**参考本文**

中小企業の決算書で時折見られる深刻な問題が、「帳簿にあるのに現金がない」という状況です。決算書上の「現金」勘定には多額の残高が記載されているのに、実際に金庫などを確認するとほとんど現金が存在しない、というケースです。
現金実査の重要性
まず大前提として、決算時には必ず**「現金実査」**(実際に手元にある現金を数えること)を行い、帳簿上の現金残高と一致しているかを確認する必要があります。
差額発生の主な原因:使途不明金の「現金」勘定処理
帳簿残高と実際の有高に大きな差額がある場合、その主な原因は「使途不明金」を現金勘定で処理(調整)してしまっていることです。
・経営者が個人的な用途で会社の現金を使ったが、領収書がなく経費精算できない。
・営業担当者が経費を仮払いしたが、精算が不明瞭なままになっている。
・内容を説明できない出金があった。

**課題 1**
参考本文によると、決算書の現金について帳簿残高と実際の有高に大きな差額が出る主な原因は何ですか。1～3文で説明してください。
次のデータ行は参考本文とは関係がありません。

**データ行**
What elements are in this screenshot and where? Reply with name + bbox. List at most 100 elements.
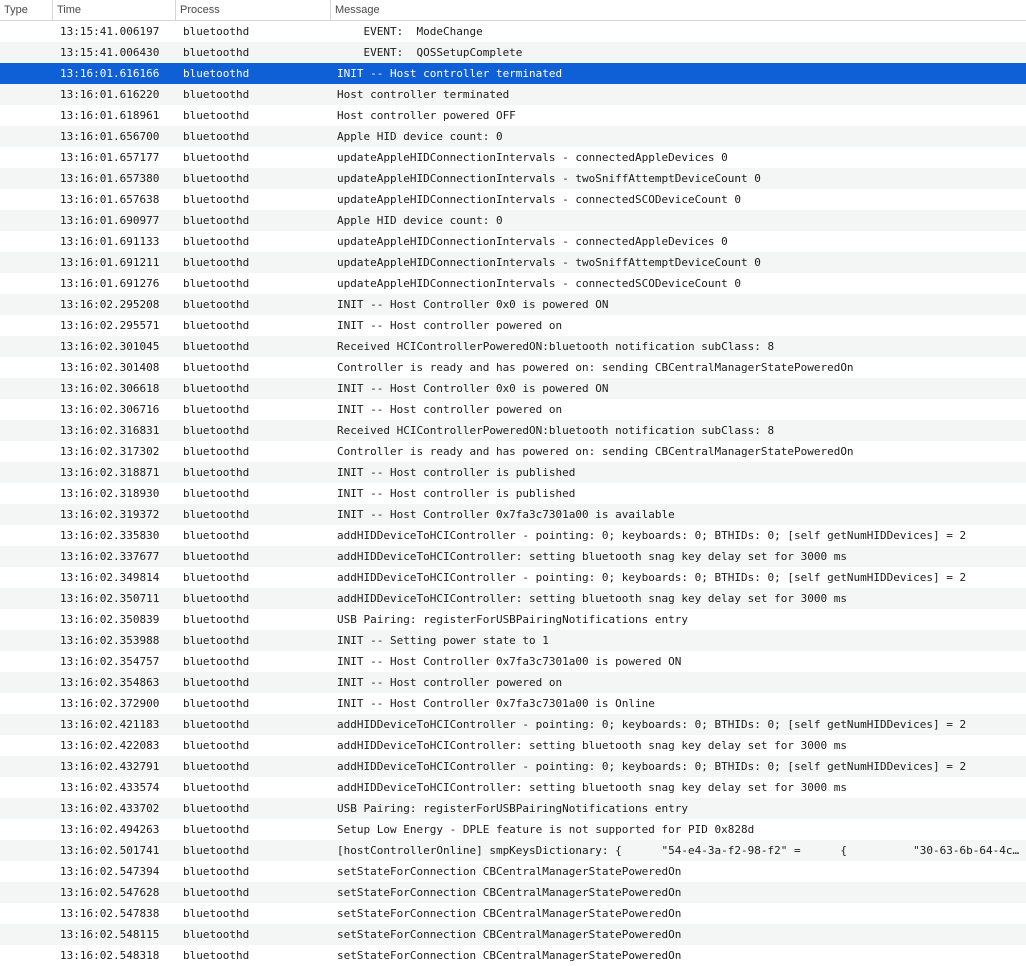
log-row[interactable]: 13:16:01.657177 bluetoothd updateAppleHIDC… [0, 147, 1026, 168]
log-row[interactable]: 13:16:02.316831 bluetoothd Received HCICon… [0, 420, 1026, 441]
log-row[interactable]: 13:16:02.494263 bluetoothd Setup Low Energ… [0, 819, 1026, 840]
log-type-cell [0, 21, 52, 42]
log-message-cell: INIT -- Host controller powered on [337, 319, 563, 332]
log-row[interactable]: 13:16:02.337677 bluetoothd addHIDDeviceToH… [0, 546, 1026, 567]
log-row-selected[interactable]: 13:16:01.616166 bluetoothd INIT -- Host co… [0, 63, 1026, 84]
log-time-cell: 13:16:02.433702 [60, 802, 160, 815]
log-row[interactable]: 13:16:01.690977 bluetoothd Apple HID devic… [0, 210, 1026, 231]
log-message-cell: Apple HID device count: 0 [337, 214, 503, 227]
log-process-cell: bluetoothd [183, 130, 250, 143]
log-message-cell: setStateForConnection CBCentralManagerSt… [337, 928, 682, 941]
log-message-cell: EVENT: QOSSetupComplete [337, 46, 523, 59]
log-row[interactable]: 13:16:02.501741 bluetoothd [hostController… [0, 840, 1026, 861]
log-process-cell: bluetoothd [183, 235, 250, 248]
log-row[interactable]: 13:16:02.548115 bluetoothd setStateForConn… [0, 924, 1026, 945]
log-time-cell: 13:16:02.295571 [60, 319, 160, 332]
log-row[interactable]: 13:16:01.691133 bluetoothd updateAppleHIDC… [0, 231, 1026, 252]
log-process-cell: bluetoothd [183, 319, 250, 332]
log-row[interactable]: 13:16:02.350711 bluetoothd addHIDDeviceToH… [0, 588, 1026, 609]
log-time-cell: 13:16:02.547628 [60, 886, 160, 899]
log-row[interactable]: 13:16:01.657380 bluetoothd updateAppleHIDC… [0, 168, 1026, 189]
log-time-cell: 13:16:02.354757 [60, 655, 160, 668]
log-time-cell: 13:16:02.337677 [60, 550, 160, 563]
log-row[interactable]: 13:16:02.422083 bluetoothd addHIDDeviceToH… [0, 735, 1026, 756]
log-process-cell: bluetoothd [183, 466, 250, 479]
log-row[interactable]: 13:16:02.306618 bluetoothd INIT -- Host Co… [0, 378, 1026, 399]
log-message-cell: INIT -- Host Controller 0x7fa3c7301a00 i… [337, 697, 655, 710]
log-row[interactable]: 13:16:02.295208 bluetoothd INIT -- Host Co… [0, 294, 1026, 315]
log-row[interactable]: 13:16:01.691211 bluetoothd updateAppleHIDC… [0, 252, 1026, 273]
log-message-cell: INIT -- Host Controller 0x7fa3c7301a00 i… [337, 508, 675, 521]
log-row[interactable]: 13:16:02.372900 bluetoothd INIT -- Host Co… [0, 693, 1026, 714]
log-time-cell: 13:16:01.616220 [60, 88, 160, 101]
log-row[interactable]: 13:16:02.306716 bluetoothd INIT -- Host co… [0, 399, 1026, 420]
log-process-cell: bluetoothd [183, 277, 250, 290]
log-row[interactable]: 13:16:02.548318 bluetoothd setStateForConn… [0, 945, 1026, 966]
log-process-cell: bluetoothd [183, 844, 250, 857]
column-header-message[interactable]: Message [330, 0, 1026, 20]
log-message-cell: updateAppleHIDConnectionIntervals - conn… [337, 193, 741, 206]
log-time-cell: 13:16:02.372900 [60, 697, 160, 710]
column-header-type[interactable]: Type [0, 0, 52, 20]
log-message-cell: Received HCIControllerPoweredON:bluetoot… [337, 424, 775, 437]
log-process-cell: bluetoothd [183, 886, 250, 899]
log-type-cell [0, 630, 52, 651]
log-type-cell [0, 672, 52, 693]
log-process-cell: bluetoothd [183, 802, 250, 815]
log-row[interactable]: 13:16:02.317302 bluetoothd Controller is r… [0, 441, 1026, 462]
log-row[interactable]: 13:16:02.353988 bluetoothd INIT -- Setting… [0, 630, 1026, 651]
log-row[interactable]: 13:16:02.433574 bluetoothd addHIDDeviceToH… [0, 777, 1026, 798]
log-message-cell: Controller is ready and has powered on: … [337, 361, 854, 374]
log-row[interactable]: 13:16:02.295571 bluetoothd INIT -- Host co… [0, 315, 1026, 336]
log-process-cell: bluetoothd [183, 718, 250, 731]
log-row[interactable]: 13:16:01.616220 bluetoothd Host controller… [0, 84, 1026, 105]
column-header-process[interactable]: Process [175, 0, 330, 20]
log-table: Type Time Process Message 13:15:41.00619… [0, 0, 1026, 966]
log-rows: 13:15:41.006197 bluetoothd EVENT: ModeCha… [0, 21, 1026, 966]
log-row[interactable]: 13:15:41.006197 bluetoothd EVENT: ModeCha… [0, 21, 1026, 42]
log-row[interactable]: 13:16:02.354863 bluetoothd INIT -- Host co… [0, 672, 1026, 693]
log-row[interactable]: 13:16:02.421183 bluetoothd addHIDDeviceToH… [0, 714, 1026, 735]
log-process-cell: bluetoothd [183, 382, 250, 395]
log-row[interactable]: 13:16:01.656700 bluetoothd Apple HID devic… [0, 126, 1026, 147]
log-row[interactable]: 13:16:02.432791 bluetoothd addHIDDeviceToH… [0, 756, 1026, 777]
log-row[interactable]: 13:16:01.657638 bluetoothd updateAppleHIDC… [0, 189, 1026, 210]
log-message-cell: INIT -- Host controller is published [337, 466, 576, 479]
column-header-time[interactable]: Time [52, 0, 175, 20]
log-row[interactable]: 13:16:02.301045 bluetoothd Received HCICon… [0, 336, 1026, 357]
log-row[interactable]: 13:16:02.335830 bluetoothd addHIDDeviceToH… [0, 525, 1026, 546]
log-message-cell: INIT -- Host controller terminated [337, 67, 563, 80]
log-row[interactable]: 13:16:02.349814 bluetoothd addHIDDeviceToH… [0, 567, 1026, 588]
log-time-cell: 13:16:02.354863 [60, 676, 160, 689]
log-process-cell: bluetoothd [183, 361, 250, 374]
log-time-cell: 13:16:02.353988 [60, 634, 160, 647]
log-row[interactable]: 13:16:02.547394 bluetoothd setStateForConn… [0, 861, 1026, 882]
log-process-cell: bluetoothd [183, 571, 250, 584]
log-type-cell [0, 714, 52, 735]
log-type-cell [0, 273, 52, 294]
log-time-cell: 13:16:02.547838 [60, 907, 160, 920]
log-row[interactable]: 13:16:01.691276 bluetoothd updateAppleHIDC… [0, 273, 1026, 294]
log-time-cell: 13:16:01.657380 [60, 172, 160, 185]
log-row[interactable]: 13:16:01.618961 bluetoothd Host controller… [0, 105, 1026, 126]
log-row[interactable]: 13:16:02.547838 bluetoothd setStateForConn… [0, 903, 1026, 924]
log-row[interactable]: 13:16:02.547628 bluetoothd setStateForConn… [0, 882, 1026, 903]
log-process-cell: bluetoothd [183, 760, 250, 773]
log-type-cell [0, 63, 52, 84]
log-row[interactable]: 13:15:41.006430 bluetoothd EVENT: QOSSetu… [0, 42, 1026, 63]
log-row[interactable]: 13:16:02.433702 bluetoothd USB Pairing: re… [0, 798, 1026, 819]
log-row[interactable]: 13:16:02.354757 bluetoothd INIT -- Host Co… [0, 651, 1026, 672]
log-type-cell [0, 252, 52, 273]
log-row[interactable]: 13:16:02.350839 bluetoothd USB Pairing: re… [0, 609, 1026, 630]
log-message-cell: updateAppleHIDConnectionIntervals - conn… [337, 235, 728, 248]
log-row[interactable]: 13:16:02.319372 bluetoothd INIT -- Host Co… [0, 504, 1026, 525]
log-row[interactable]: 13:16:02.318930 bluetoothd INIT -- Host co… [0, 483, 1026, 504]
log-time-cell: 13:16:02.306716 [60, 403, 160, 416]
log-row[interactable]: 13:16:02.301408 bluetoothd Controller is r… [0, 357, 1026, 378]
log-process-cell: bluetoothd [183, 613, 250, 626]
log-message-cell: INIT -- Host controller is published [337, 487, 576, 500]
log-type-cell [0, 210, 52, 231]
log-time-cell: 13:16:02.295208 [60, 298, 160, 311]
log-row[interactable]: 13:16:02.318871 bluetoothd INIT -- Host co… [0, 462, 1026, 483]
log-type-cell [0, 399, 52, 420]
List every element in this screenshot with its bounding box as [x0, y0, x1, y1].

**課題 2**
データ行のうち、「log-row[interactable]: 13:16:01.657177 bluetoothd」を含む行で始まり「log-row[interactable]: 13:16:02.494263 bluetoothd」を含む行で終わる部分を、両端の行も含めてそのまま書き写してください。

**解答例 1**
主な原因は、「使途不明金」を現金勘定で処理(調整)してしまっていることです。具体例として、経営者が個人的な用途で会社の現金を使ったが領収書がなく経費精算できない場合が挙がっています。ほかに、営業担当者の仮払いの精算が不明瞭なままになっている場合や、内容を説明できない出金があった場合も挙がっています。

**解答例 2**
log-row[interactable]: 13:16:01.657177 bluetoothd updateAppleHIDC… [0, 147, 1026, 168]
log-row[interactable]: 13:16:02.316831 bluetoothd Received HCICon… [0, 420, 1026, 441]
log-row[interactable]: 13:16:02.494263 bluetoothd Setup Low Energ… [0, 819, 1026, 840]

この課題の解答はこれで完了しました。